:: INSTRUCTIONS FOR THE TASK ::
Count how many lines of the material below have the word "Kuva" and give only the number.

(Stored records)
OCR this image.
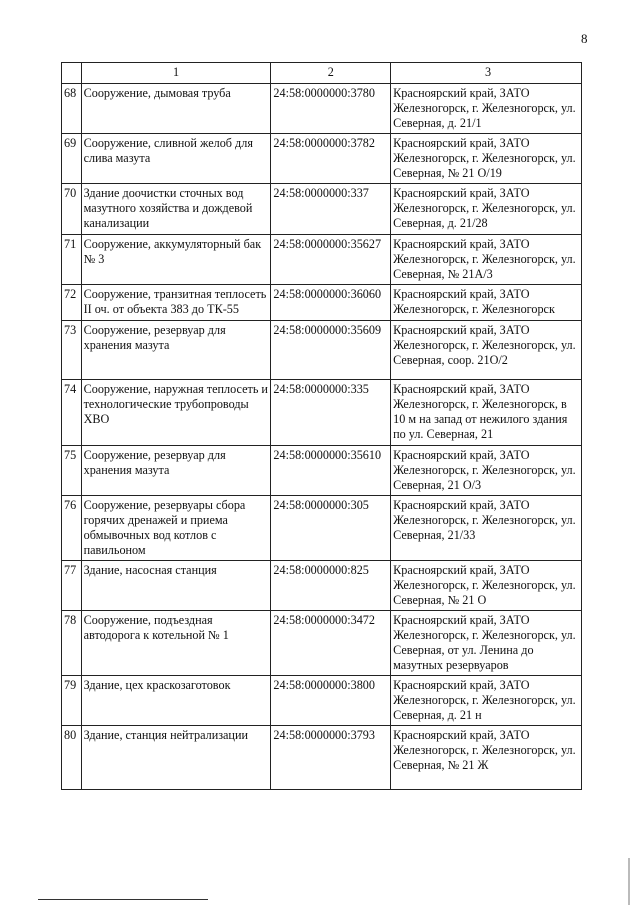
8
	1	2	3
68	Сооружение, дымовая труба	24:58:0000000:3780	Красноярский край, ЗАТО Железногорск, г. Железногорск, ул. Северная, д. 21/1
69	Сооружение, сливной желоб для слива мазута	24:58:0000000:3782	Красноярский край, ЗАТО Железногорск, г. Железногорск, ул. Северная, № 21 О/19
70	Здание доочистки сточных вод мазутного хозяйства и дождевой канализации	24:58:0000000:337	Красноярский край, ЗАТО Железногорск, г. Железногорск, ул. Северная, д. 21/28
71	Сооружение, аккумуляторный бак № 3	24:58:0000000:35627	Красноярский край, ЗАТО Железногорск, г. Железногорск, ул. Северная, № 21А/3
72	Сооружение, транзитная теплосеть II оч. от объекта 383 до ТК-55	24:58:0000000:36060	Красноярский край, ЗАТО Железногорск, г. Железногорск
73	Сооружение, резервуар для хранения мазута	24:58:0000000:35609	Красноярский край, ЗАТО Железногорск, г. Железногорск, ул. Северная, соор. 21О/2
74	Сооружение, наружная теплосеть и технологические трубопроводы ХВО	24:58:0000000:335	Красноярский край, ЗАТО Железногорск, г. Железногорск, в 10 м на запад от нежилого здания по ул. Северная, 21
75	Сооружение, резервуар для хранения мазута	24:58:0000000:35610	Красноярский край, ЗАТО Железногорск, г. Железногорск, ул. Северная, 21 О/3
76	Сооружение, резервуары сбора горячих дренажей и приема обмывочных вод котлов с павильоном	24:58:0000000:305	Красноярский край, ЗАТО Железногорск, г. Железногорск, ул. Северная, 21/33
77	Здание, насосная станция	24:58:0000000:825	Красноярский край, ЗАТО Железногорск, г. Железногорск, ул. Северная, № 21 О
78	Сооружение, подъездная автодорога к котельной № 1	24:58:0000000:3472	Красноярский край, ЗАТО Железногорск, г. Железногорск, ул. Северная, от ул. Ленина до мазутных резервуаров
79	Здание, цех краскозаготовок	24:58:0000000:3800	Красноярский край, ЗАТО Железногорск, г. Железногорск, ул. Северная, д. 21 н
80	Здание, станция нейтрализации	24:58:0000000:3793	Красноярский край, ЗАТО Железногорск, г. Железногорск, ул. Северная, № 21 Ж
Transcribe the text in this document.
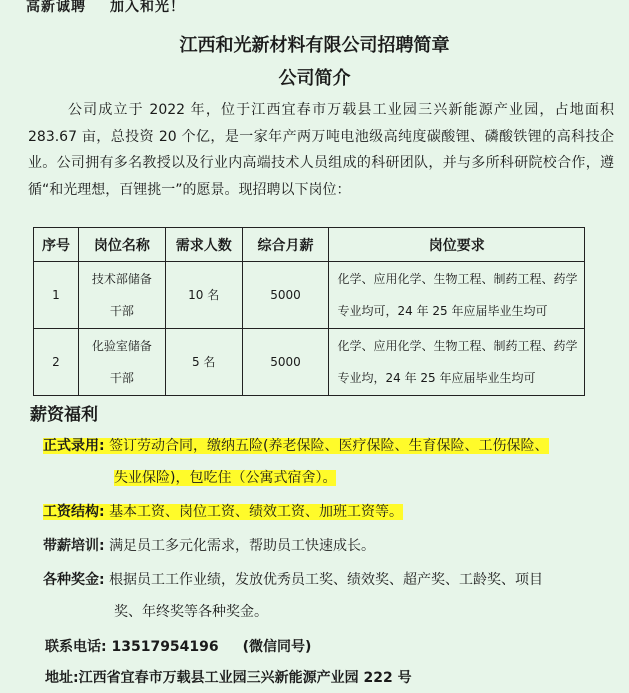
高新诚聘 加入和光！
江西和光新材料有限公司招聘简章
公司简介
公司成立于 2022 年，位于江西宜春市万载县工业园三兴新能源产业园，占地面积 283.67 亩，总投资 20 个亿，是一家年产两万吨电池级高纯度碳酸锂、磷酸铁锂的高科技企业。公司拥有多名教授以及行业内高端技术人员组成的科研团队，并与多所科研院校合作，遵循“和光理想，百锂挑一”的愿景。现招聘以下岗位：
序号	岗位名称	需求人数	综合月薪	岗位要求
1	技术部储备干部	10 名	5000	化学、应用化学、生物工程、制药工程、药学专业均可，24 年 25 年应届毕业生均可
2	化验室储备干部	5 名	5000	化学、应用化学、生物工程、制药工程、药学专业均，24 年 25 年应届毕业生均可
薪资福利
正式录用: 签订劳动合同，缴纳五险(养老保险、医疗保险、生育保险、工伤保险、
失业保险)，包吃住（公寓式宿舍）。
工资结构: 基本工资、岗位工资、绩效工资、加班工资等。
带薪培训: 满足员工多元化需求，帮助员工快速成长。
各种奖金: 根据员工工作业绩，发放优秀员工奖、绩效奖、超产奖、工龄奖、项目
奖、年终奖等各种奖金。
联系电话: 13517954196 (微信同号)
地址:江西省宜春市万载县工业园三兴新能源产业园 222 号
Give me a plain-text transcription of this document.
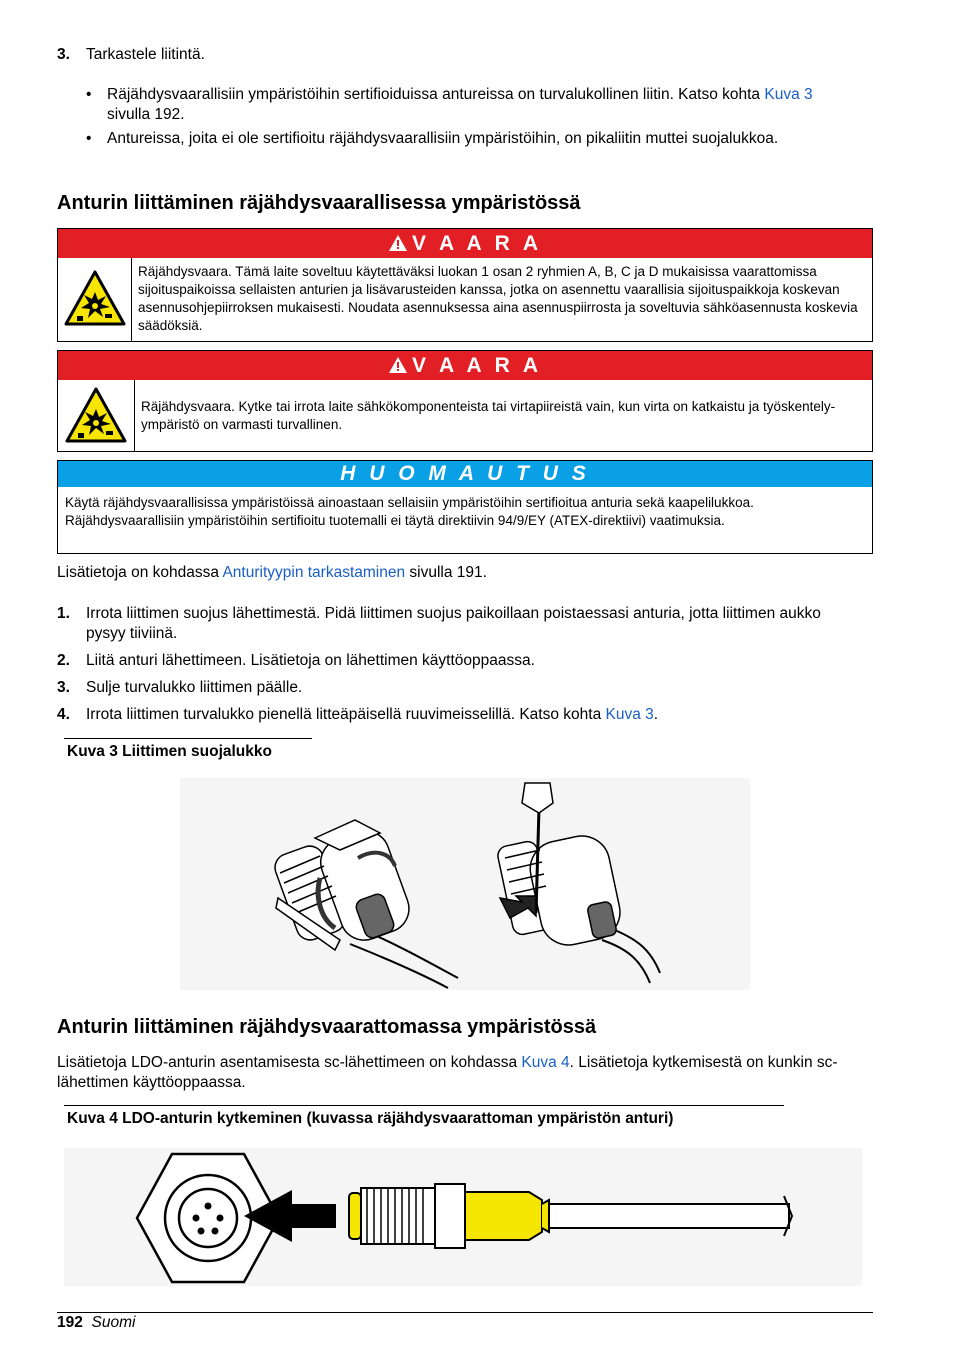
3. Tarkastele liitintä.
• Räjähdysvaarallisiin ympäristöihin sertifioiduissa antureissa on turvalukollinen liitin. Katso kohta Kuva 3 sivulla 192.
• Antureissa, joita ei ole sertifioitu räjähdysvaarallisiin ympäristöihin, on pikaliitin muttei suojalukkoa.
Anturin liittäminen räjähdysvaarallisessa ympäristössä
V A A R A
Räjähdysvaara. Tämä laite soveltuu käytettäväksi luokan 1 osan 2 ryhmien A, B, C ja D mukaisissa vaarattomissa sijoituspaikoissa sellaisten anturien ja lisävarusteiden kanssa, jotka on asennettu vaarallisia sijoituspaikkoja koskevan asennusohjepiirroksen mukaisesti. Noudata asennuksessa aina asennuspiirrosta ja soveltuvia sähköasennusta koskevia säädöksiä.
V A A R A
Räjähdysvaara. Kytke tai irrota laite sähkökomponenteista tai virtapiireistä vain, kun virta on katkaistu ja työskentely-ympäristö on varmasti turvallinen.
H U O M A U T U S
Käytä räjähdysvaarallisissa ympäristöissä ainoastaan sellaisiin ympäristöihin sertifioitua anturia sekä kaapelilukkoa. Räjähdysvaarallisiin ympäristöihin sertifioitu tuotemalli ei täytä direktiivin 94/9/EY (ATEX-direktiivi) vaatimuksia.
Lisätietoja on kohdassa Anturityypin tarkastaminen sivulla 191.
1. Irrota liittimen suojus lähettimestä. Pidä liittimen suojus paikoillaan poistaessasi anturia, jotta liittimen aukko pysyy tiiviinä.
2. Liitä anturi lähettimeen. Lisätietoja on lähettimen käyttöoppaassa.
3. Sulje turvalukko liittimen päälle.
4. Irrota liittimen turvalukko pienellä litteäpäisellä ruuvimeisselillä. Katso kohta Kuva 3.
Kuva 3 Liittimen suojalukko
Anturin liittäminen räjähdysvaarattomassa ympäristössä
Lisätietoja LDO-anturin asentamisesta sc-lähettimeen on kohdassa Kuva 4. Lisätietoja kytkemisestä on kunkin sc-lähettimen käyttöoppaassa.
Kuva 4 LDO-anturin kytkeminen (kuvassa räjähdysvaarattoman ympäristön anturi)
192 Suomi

...

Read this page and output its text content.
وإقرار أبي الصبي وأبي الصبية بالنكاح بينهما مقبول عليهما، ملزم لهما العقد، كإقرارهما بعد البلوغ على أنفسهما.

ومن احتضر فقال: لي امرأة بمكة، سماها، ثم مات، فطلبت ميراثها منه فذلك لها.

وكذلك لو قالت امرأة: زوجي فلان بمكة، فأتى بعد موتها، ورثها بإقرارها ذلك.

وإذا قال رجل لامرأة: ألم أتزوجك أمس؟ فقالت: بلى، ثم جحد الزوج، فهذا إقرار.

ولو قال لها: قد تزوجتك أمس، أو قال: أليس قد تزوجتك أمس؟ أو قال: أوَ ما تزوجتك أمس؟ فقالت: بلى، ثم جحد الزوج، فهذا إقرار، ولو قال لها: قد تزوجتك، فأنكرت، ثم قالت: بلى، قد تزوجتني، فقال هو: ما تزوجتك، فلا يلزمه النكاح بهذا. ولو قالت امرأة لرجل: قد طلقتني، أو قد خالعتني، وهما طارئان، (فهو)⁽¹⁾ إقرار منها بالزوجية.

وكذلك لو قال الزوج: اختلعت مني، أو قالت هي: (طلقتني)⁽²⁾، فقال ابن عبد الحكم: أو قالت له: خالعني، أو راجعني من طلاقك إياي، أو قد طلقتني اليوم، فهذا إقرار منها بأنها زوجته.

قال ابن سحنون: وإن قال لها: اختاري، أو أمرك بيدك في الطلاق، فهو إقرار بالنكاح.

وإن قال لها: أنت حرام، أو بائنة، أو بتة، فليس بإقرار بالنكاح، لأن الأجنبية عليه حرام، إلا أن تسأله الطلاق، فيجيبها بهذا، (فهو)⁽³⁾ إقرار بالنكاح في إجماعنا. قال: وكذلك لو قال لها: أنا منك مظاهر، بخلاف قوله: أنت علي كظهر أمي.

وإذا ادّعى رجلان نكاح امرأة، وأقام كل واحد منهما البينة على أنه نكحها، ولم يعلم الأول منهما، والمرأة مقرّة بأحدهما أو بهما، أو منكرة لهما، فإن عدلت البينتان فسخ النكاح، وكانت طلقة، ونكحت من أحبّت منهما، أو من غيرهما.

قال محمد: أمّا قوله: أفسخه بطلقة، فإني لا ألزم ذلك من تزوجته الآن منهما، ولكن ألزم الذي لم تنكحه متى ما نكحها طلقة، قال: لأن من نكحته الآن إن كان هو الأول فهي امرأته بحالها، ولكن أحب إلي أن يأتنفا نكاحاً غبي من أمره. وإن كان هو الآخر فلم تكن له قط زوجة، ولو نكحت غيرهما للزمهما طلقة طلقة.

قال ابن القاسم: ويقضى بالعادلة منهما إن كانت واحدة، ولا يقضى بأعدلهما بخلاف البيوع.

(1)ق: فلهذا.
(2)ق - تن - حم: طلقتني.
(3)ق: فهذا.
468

:: CORRECT OUTPUT ::
5